▶ **Saved entries**
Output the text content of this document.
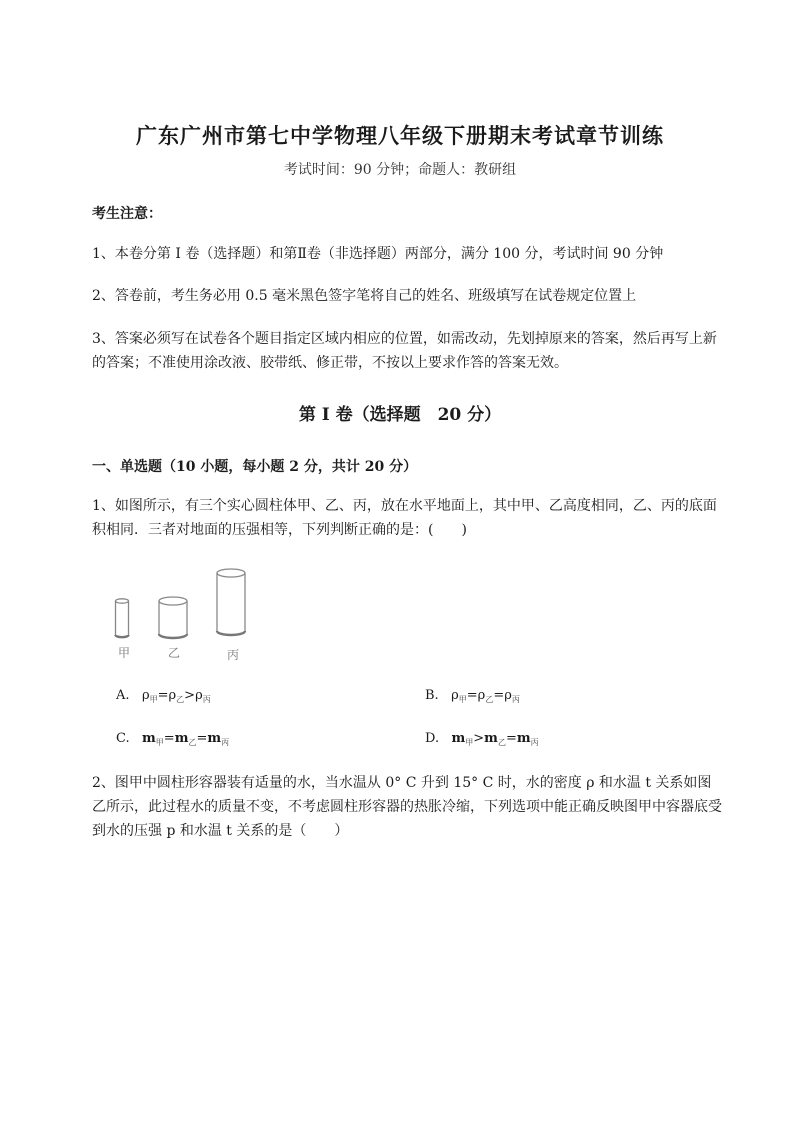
广东广州市第七中学物理八年级下册期末考试章节训练

考试时间：90 分钟；命题人：教研组

考生注意：

1、本卷分第 I 卷（选择题）和第Ⅱ卷（非选择题）两部分，满分 100 分，考试时间 90 分钟

2、答卷前，考生务必用 0.5 毫米黑色签字笔将自己的姓名、班级填写在试卷规定位置上

3、答案必须写在试卷各个题目指定区域内相应的位置，如需改动，先划掉原来的答案，然后再写上新的答案；不准使用涂改液、胶带纸、修正带，不按以上要求作答的答案无效。

第 I 卷（选择题　20 分）

一、单选题（10 小题，每小题 2 分，共计 20 分）

1、如图所示，有三个实心圆柱体甲、乙、丙，放在水平地面上，其中甲、乙高度相同，乙、丙的底面积相同．三者对地面的压强相等，下列判断正确的是：(　　)

甲	乙	丙
A. $\rho_甲=\rho_乙>\rho_丙$	B. $\rho_甲=\rho_乙=\rho_丙$
C. $m_甲=m_乙=m_丙$	D. $m_甲>m_乙=m_丙$

2、图甲中圆柱形容器装有适量的水，当水温从 0° C 升到 15° C 时，水的密度 ρ 和水温 t 关系如图乙所示，此过程水的质量不变，不考虑圆柱形容器的热胀冷缩，下列选项中能正确反映图甲中容器底受到水的压强 p 和水温 t 关系的是（　　）
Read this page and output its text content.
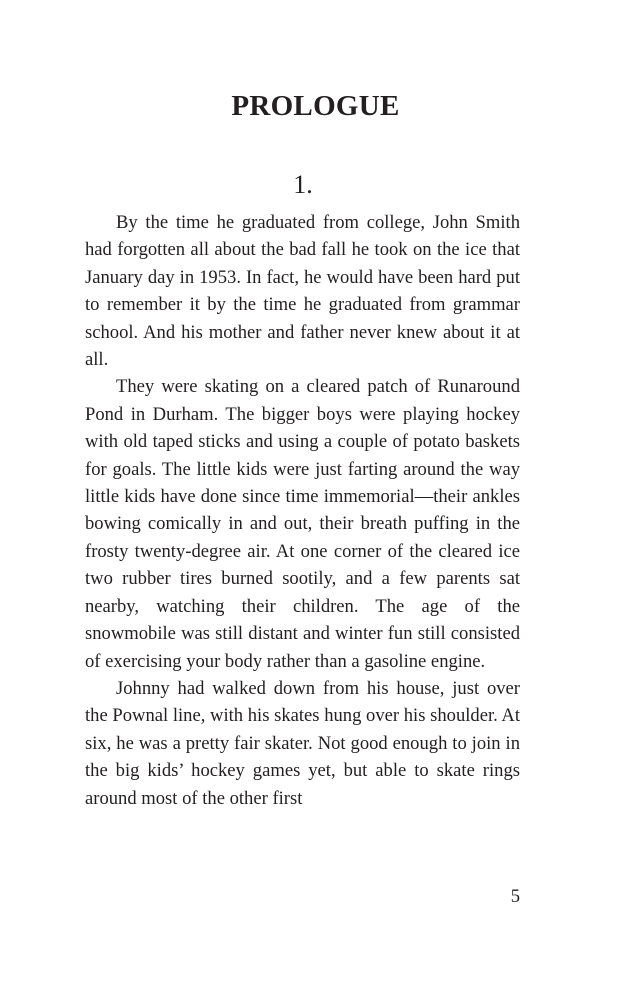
PROLOGUE
1.

By the time he graduated from college, John Smith had forgotten all about the bad fall he took on the ice that January day in 1953. In fact, he would have been hard put to remember it by the time he graduated from grammar school. And his mother and father never knew about it at all.

They were skating on a cleared patch of Runaround Pond in Durham. The bigger boys were playing hockey with old taped sticks and using a couple of potato baskets for goals. The little kids were just farting around the way little kids have done since time immemorial—their ankles bowing comically in and out, their breath puffing in the frosty twenty-degree air. At one corner of the cleared ice two rubber tires burned sootily, and a few parents sat nearby, watching their children. The age of the snowmobile was still distant and winter fun still consisted of exercising your body rather than a gasoline engine.

Johnny had walked down from his house, just over the Pownal line, with his skates hung over his shoulder. At six, he was a pretty fair skater. Not good enough to join in the big kids’ hockey games yet, but able to skate rings around most of the other first

5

▶ **REQUIREMENT**
Strip out the images, then output the records above word for word.

▶ **RESPONSE BELOW**
Output the text content of this document.
广东广州市第七中学物理八年级下册期末考试章节训练

考试时间：90 分钟；命题人：教研组

考生注意：

1、本卷分第 I 卷（选择题）和第Ⅱ卷（非选择题）两部分，满分 100 分，考试时间 90 分钟

2、答卷前，考生务必用 0.5 毫米黑色签字笔将自己的姓名、班级填写在试卷规定位置上

3、答案必须写在试卷各个题目指定区域内相应的位置，如需改动，先划掉原来的答案，然后再写上新的答案；不准使用涂改液、胶带纸、修正带，不按以上要求作答的答案无效。

第 I 卷（选择题　20 分）

一、单选题（10 小题，每小题 2 分，共计 20 分）

1、如图所示，有三个实心圆柱体甲、乙、丙，放在水平地面上，其中甲、乙高度相同，乙、丙的底面积相同．三者对地面的压强相等，下列判断正确的是：(　　)

甲	乙	丙
A. $\rho_甲=\rho_乙>\rho_丙$	B. $\rho_甲=\rho_乙=\rho_丙$
C. $m_甲=m_乙=m_丙$	D. $m_甲>m_乙=m_丙$

2、图甲中圆柱形容器装有适量的水，当水温从 0° C 升到 15° C 时，水的密度 ρ 和水温 t 关系如图乙所示，此过程水的质量不变，不考虑圆柱形容器的热胀冷缩，下列选项中能正确反映图甲中容器底受到水的压强 p 和水温 t 关系的是（　　）
Read this page and output its text content.
PROLOGUE
1.

By the time he graduated from college, John Smith had forgotten all about the bad fall he took on the ice that January day in 1953. In fact, he would have been hard put to remember it by the time he graduated from grammar school. And his mother and father never knew about it at all.

They were skating on a cleared patch of Runaround Pond in Durham. The bigger boys were playing hockey with old taped sticks and using a couple of potato baskets for goals. The little kids were just farting around the way little kids have done since time immemorial—their ankles bowing comically in and out, their breath puffing in the frosty twenty-degree air. At one corner of the cleared ice two rubber tires burned sootily, and a few parents sat nearby, watching their children. The age of the snowmobile was still distant and winter fun still consisted of exercising your body rather than a gasoline engine.

Johnny had walked down from his house, just over the Pownal line, with his skates hung over his shoulder. At six, he was a pretty fair skater. Not good enough to join in the big kids’ hockey games yet, but able to skate rings around most of the other first

5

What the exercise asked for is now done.